[Items listed in a dataset]
........

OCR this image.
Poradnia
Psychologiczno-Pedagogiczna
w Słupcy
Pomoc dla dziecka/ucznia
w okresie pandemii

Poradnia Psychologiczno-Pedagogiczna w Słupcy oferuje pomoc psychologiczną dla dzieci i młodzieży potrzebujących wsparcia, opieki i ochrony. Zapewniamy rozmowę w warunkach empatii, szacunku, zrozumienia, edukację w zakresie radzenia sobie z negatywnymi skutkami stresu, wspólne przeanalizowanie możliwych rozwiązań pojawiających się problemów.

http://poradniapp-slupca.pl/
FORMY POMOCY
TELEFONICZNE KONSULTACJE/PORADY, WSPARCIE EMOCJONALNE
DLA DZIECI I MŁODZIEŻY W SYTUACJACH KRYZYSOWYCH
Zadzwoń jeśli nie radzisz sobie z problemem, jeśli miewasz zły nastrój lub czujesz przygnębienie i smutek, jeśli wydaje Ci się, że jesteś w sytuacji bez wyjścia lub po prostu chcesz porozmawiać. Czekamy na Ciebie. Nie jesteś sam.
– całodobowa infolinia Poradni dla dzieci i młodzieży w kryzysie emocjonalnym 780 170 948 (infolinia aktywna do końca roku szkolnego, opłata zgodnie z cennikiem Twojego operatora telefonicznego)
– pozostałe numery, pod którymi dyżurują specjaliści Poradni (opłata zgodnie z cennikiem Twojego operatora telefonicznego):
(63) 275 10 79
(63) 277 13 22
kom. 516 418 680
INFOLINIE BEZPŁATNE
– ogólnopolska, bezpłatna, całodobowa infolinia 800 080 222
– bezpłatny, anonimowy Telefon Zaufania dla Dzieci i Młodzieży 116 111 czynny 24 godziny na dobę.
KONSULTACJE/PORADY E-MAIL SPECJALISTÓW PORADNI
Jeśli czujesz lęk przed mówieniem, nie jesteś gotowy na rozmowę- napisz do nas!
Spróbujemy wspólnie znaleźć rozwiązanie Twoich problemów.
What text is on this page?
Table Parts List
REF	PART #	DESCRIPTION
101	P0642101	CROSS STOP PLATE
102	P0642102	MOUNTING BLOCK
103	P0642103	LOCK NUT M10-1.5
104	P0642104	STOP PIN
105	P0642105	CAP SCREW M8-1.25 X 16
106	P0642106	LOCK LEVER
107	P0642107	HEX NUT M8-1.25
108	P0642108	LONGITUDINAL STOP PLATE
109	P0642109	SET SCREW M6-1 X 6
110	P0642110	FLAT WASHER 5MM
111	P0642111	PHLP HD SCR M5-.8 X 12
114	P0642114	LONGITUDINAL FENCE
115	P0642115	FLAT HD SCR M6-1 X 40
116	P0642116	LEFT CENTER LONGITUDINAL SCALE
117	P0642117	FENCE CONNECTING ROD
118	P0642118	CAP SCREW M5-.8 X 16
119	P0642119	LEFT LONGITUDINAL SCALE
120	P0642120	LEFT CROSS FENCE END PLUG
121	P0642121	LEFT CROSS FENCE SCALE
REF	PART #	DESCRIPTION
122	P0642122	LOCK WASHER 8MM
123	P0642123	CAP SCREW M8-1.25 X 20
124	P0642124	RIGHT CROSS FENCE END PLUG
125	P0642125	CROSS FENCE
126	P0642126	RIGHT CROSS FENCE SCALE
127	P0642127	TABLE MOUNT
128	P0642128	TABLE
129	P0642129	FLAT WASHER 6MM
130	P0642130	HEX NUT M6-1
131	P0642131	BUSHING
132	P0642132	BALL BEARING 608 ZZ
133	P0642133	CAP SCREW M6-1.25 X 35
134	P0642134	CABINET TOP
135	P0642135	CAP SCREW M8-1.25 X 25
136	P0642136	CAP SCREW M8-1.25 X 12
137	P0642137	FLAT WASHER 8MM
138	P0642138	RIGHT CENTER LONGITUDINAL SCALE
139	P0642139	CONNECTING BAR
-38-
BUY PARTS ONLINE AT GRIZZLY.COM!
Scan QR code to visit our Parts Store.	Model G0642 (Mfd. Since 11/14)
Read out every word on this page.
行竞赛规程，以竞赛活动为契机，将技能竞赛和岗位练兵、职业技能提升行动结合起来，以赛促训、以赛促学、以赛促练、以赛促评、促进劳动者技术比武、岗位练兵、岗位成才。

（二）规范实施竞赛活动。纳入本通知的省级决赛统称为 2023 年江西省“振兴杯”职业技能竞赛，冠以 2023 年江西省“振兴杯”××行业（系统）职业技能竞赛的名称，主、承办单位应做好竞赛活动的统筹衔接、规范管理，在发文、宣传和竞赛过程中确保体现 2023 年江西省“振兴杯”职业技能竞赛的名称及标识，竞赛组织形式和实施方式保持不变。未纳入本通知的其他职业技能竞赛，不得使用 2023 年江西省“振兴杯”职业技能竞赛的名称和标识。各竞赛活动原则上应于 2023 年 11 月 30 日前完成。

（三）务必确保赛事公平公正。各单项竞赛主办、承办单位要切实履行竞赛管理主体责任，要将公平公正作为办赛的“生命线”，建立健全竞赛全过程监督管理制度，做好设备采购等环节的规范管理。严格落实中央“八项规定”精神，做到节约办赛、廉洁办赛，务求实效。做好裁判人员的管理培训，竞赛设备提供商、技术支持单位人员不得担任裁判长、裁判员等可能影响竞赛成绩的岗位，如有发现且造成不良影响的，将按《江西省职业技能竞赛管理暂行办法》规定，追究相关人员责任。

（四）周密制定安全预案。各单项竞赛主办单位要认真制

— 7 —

........

[Task to complete] The records above are to be repeated exactly, in their entirety.

[Result]
OCR this image.
Poradnia
Psychologiczno-Pedagogiczna
w Słupcy
Pomoc dla dziecka/ucznia
w okresie pandemii

Poradnia Psychologiczno-Pedagogiczna w Słupcy oferuje pomoc psychologiczną dla dzieci i młodzieży potrzebujących wsparcia, opieki i ochrony. Zapewniamy rozmowę w warunkach empatii, szacunku, zrozumienia, edukację w zakresie radzenia sobie z negatywnymi skutkami stresu, wspólne przeanalizowanie możliwych rozwiązań pojawiających się problemów.

http://poradniapp-slupca.pl/
FORMY POMOCY
TELEFONICZNE KONSULTACJE/PORADY, WSPARCIE EMOCJONALNE
DLA DZIECI I MŁODZIEŻY W SYTUACJACH KRYZYSOWYCH
Zadzwoń jeśli nie radzisz sobie z problemem, jeśli miewasz zły nastrój lub czujesz przygnębienie i smutek, jeśli wydaje Ci się, że jesteś w sytuacji bez wyjścia lub po prostu chcesz porozmawiać. Czekamy na Ciebie. Nie jesteś sam.
– całodobowa infolinia Poradni dla dzieci i młodzieży w kryzysie emocjonalnym 780 170 948 (infolinia aktywna do końca roku szkolnego, opłata zgodnie z cennikiem Twojego operatora telefonicznego)
– pozostałe numery, pod którymi dyżurują specjaliści Poradni (opłata zgodnie z cennikiem Twojego operatora telefonicznego):
(63) 275 10 79
(63) 277 13 22
kom. 516 418 680
INFOLINIE BEZPŁATNE
– ogólnopolska, bezpłatna, całodobowa infolinia 800 080 222
– bezpłatny, anonimowy Telefon Zaufania dla Dzieci i Młodzieży 116 111 czynny 24 godziny na dobę.
KONSULTACJE/PORADY E-MAIL SPECJALISTÓW PORADNI
Jeśli czujesz lęk przed mówieniem, nie jesteś gotowy na rozmowę- napisz do nas!
Spróbujemy wspólnie znaleźć rozwiązanie Twoich problemów.
What text is on this page?
Table Parts List
REF	PART #	DESCRIPTION
101	P0642101	CROSS STOP PLATE
102	P0642102	MOUNTING BLOCK
103	P0642103	LOCK NUT M10-1.5
104	P0642104	STOP PIN
105	P0642105	CAP SCREW M8-1.25 X 16
106	P0642106	LOCK LEVER
107	P0642107	HEX NUT M8-1.25
108	P0642108	LONGITUDINAL STOP PLATE
109	P0642109	SET SCREW M6-1 X 6
110	P0642110	FLAT WASHER 5MM
111	P0642111	PHLP HD SCR M5-.8 X 12
114	P0642114	LONGITUDINAL FENCE
115	P0642115	FLAT HD SCR M6-1 X 40
116	P0642116	LEFT CENTER LONGITUDINAL SCALE
117	P0642117	FENCE CONNECTING ROD
118	P0642118	CAP SCREW M5-.8 X 16
119	P0642119	LEFT LONGITUDINAL SCALE
120	P0642120	LEFT CROSS FENCE END PLUG
121	P0642121	LEFT CROSS FENCE SCALE
REF	PART #	DESCRIPTION
122	P0642122	LOCK WASHER 8MM
123	P0642123	CAP SCREW M8-1.25 X 20
124	P0642124	RIGHT CROSS FENCE END PLUG
125	P0642125	CROSS FENCE
126	P0642126	RIGHT CROSS FENCE SCALE
127	P0642127	TABLE MOUNT
128	P0642128	TABLE
129	P0642129	FLAT WASHER 6MM
130	P0642130	HEX NUT M6-1
131	P0642131	BUSHING
132	P0642132	BALL BEARING 608 ZZ
133	P0642133	CAP SCREW M6-1.25 X 35
134	P0642134	CABINET TOP
135	P0642135	CAP SCREW M8-1.25 X 25
136	P0642136	CAP SCREW M8-1.25 X 12
137	P0642137	FLAT WASHER 8MM
138	P0642138	RIGHT CENTER LONGITUDINAL SCALE
139	P0642139	CONNECTING BAR
-38-
BUY PARTS ONLINE AT GRIZZLY.COM!
Scan QR code to visit our Parts Store.	Model G0642 (Mfd. Since 11/14)
Read out every word on this page.
行竞赛规程，以竞赛活动为契机，将技能竞赛和岗位练兵、职业技能提升行动结合起来，以赛促训、以赛促学、以赛促练、以赛促评、促进劳动者技术比武、岗位练兵、岗位成才。

（二）规范实施竞赛活动。纳入本通知的省级决赛统称为 2023 年江西省“振兴杯”职业技能竞赛，冠以 2023 年江西省“振兴杯”××行业（系统）职业技能竞赛的名称，主、承办单位应做好竞赛活动的统筹衔接、规范管理，在发文、宣传和竞赛过程中确保体现 2023 年江西省“振兴杯”职业技能竞赛的名称及标识，竞赛组织形式和实施方式保持不变。未纳入本通知的其他职业技能竞赛，不得使用 2023 年江西省“振兴杯”职业技能竞赛的名称和标识。各竞赛活动原则上应于 2023 年 11 月 30 日前完成。

（三）务必确保赛事公平公正。各单项竞赛主办、承办单位要切实履行竞赛管理主体责任，要将公平公正作为办赛的“生命线”，建立健全竞赛全过程监督管理制度，做好设备采购等环节的规范管理。严格落实中央“八项规定”精神，做到节约办赛、廉洁办赛，务求实效。做好裁判人员的管理培训，竞赛设备提供商、技术支持单位人员不得担任裁判长、裁判员等可能影响竞赛成绩的岗位，如有发现且造成不良影响的，将按《江西省职业技能竞赛管理暂行办法》规定，追究相关人员责任。

（四）周密制定安全预案。各单项竞赛主办单位要认真制

— 7 —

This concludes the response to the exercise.